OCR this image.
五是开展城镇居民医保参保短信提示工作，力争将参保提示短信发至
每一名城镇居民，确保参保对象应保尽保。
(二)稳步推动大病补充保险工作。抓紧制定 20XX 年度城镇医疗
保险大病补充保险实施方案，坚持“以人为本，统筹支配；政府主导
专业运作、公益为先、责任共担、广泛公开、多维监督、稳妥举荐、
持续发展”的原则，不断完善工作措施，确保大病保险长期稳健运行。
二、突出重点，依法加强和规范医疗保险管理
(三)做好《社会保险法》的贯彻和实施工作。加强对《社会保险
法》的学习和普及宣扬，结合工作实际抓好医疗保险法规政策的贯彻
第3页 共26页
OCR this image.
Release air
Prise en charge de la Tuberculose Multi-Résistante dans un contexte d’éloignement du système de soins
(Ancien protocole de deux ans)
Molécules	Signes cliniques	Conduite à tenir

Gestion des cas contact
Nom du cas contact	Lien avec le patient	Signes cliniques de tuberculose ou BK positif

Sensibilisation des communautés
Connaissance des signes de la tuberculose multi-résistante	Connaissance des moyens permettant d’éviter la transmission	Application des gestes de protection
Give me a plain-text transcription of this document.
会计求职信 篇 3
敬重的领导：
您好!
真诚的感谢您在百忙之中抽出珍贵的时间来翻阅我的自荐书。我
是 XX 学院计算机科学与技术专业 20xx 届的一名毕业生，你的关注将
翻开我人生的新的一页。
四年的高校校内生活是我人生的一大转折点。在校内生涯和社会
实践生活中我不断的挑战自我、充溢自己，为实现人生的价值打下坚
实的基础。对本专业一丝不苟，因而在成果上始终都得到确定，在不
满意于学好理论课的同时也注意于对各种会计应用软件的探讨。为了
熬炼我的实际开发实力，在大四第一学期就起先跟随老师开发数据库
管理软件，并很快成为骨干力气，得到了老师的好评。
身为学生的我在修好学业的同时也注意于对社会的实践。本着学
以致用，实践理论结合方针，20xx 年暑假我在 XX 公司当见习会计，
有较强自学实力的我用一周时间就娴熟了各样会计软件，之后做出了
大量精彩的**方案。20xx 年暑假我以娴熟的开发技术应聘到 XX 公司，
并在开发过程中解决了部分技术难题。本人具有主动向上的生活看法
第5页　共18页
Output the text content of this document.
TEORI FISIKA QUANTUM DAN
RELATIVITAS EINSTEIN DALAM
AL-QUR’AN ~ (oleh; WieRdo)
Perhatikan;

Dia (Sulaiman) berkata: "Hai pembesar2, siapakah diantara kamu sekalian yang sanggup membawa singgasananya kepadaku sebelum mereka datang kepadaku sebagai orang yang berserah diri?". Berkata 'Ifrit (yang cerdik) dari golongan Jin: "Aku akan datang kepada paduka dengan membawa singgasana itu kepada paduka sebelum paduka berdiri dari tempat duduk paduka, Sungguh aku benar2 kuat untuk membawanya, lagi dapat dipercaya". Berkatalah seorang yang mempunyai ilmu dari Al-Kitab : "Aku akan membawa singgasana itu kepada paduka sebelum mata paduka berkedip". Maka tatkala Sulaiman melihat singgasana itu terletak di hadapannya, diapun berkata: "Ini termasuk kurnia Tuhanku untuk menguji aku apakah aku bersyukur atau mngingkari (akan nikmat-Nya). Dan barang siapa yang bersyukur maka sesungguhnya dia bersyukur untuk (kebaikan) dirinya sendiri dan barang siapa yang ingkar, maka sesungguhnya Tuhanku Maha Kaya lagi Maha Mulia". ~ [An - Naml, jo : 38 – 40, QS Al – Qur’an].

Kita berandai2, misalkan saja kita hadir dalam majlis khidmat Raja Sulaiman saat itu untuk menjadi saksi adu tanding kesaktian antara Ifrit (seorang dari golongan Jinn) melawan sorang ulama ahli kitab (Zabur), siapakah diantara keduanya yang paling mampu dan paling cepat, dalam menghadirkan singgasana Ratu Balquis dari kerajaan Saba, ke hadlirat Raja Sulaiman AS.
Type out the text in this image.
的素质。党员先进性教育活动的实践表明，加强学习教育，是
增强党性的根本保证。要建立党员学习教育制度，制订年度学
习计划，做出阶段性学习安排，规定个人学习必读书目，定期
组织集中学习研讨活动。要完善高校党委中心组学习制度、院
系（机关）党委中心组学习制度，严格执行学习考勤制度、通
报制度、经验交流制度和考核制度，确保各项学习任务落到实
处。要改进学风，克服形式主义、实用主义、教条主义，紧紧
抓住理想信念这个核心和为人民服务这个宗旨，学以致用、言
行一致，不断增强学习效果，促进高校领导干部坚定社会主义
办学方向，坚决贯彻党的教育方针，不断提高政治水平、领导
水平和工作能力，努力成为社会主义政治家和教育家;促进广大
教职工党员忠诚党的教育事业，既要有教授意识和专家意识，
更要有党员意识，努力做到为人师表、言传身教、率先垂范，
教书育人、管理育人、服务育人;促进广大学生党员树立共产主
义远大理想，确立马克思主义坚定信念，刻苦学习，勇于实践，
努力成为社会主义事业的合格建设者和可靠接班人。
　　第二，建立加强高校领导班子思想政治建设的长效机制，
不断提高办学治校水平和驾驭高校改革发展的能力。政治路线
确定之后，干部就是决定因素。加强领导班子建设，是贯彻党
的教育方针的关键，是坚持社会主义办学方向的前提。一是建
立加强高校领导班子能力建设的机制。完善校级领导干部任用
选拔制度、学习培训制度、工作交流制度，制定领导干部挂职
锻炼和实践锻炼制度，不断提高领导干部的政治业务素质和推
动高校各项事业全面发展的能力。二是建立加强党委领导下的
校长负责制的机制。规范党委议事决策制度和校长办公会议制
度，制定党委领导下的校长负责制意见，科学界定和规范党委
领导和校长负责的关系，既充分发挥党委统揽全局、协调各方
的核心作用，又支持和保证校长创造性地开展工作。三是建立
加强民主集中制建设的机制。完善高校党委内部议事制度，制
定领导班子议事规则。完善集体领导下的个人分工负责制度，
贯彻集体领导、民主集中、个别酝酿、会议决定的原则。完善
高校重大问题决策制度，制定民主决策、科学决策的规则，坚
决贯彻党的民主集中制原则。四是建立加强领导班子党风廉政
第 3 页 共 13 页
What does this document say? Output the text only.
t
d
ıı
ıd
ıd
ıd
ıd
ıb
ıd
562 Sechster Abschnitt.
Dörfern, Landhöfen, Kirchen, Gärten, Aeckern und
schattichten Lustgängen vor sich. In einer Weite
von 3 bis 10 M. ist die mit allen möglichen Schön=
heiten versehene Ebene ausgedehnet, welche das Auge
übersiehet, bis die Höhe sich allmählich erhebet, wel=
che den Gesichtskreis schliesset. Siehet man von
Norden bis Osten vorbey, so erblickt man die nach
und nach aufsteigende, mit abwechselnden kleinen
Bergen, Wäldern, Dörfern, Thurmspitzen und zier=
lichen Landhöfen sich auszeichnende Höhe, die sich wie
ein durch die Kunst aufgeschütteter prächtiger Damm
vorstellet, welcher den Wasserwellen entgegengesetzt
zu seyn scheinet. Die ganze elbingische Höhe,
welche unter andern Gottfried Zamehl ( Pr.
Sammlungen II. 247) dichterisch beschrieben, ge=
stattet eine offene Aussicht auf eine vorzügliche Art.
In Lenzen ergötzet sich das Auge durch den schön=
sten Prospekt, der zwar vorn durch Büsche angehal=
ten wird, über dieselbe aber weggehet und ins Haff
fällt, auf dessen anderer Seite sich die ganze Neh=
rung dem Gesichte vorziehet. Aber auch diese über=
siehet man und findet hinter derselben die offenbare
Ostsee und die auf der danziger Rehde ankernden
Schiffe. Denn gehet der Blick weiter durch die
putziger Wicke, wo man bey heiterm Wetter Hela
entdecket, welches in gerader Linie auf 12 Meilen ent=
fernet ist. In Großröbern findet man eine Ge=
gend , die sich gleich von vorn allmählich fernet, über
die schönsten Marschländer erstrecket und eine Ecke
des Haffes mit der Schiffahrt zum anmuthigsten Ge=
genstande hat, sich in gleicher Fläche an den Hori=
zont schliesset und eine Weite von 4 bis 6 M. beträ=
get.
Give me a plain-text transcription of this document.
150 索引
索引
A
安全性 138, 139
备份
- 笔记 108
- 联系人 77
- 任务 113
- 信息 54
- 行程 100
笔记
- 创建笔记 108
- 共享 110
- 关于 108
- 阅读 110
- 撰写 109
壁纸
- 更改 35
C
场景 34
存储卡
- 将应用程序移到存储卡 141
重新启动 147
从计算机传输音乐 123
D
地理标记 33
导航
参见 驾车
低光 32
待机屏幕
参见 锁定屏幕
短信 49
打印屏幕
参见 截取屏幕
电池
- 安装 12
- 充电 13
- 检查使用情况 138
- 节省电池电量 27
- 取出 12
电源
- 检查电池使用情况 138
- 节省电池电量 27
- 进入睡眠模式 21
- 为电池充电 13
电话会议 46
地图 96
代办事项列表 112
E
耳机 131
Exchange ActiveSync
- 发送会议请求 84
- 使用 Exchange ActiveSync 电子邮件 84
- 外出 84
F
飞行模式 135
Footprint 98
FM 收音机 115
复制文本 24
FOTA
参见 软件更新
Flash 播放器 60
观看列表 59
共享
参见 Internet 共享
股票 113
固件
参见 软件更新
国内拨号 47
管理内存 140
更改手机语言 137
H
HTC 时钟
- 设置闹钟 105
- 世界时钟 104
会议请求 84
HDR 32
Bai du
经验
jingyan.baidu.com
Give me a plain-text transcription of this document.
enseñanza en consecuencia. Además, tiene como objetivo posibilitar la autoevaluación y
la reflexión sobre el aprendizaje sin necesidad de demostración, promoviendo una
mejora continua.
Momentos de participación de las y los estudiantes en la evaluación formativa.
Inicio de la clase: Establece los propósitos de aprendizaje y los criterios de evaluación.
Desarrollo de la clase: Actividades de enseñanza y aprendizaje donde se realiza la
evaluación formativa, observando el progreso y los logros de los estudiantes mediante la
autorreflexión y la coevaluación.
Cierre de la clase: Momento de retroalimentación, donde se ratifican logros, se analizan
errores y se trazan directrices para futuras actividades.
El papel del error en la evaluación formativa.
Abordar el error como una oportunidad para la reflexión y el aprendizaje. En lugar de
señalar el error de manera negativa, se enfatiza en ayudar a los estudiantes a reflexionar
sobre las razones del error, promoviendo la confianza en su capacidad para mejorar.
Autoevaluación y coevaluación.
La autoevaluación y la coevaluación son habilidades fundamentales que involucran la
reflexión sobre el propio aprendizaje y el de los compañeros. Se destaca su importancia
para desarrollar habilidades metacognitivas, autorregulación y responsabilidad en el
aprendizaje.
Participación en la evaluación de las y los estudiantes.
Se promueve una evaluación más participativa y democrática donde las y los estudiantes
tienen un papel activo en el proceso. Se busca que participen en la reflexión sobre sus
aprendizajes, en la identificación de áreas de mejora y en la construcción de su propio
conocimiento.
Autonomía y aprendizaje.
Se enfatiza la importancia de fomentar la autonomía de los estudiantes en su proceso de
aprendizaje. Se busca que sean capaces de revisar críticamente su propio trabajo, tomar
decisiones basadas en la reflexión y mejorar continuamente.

+++++

Check each line of the entries for the string "proceso". Copy the lines that have it.

tienen un papel activo en el proceso. Se busca que participen en la reflexión sobre sus
Se enfatiza la importancia de fomentar la autonomía de los estudiantes en su proceso de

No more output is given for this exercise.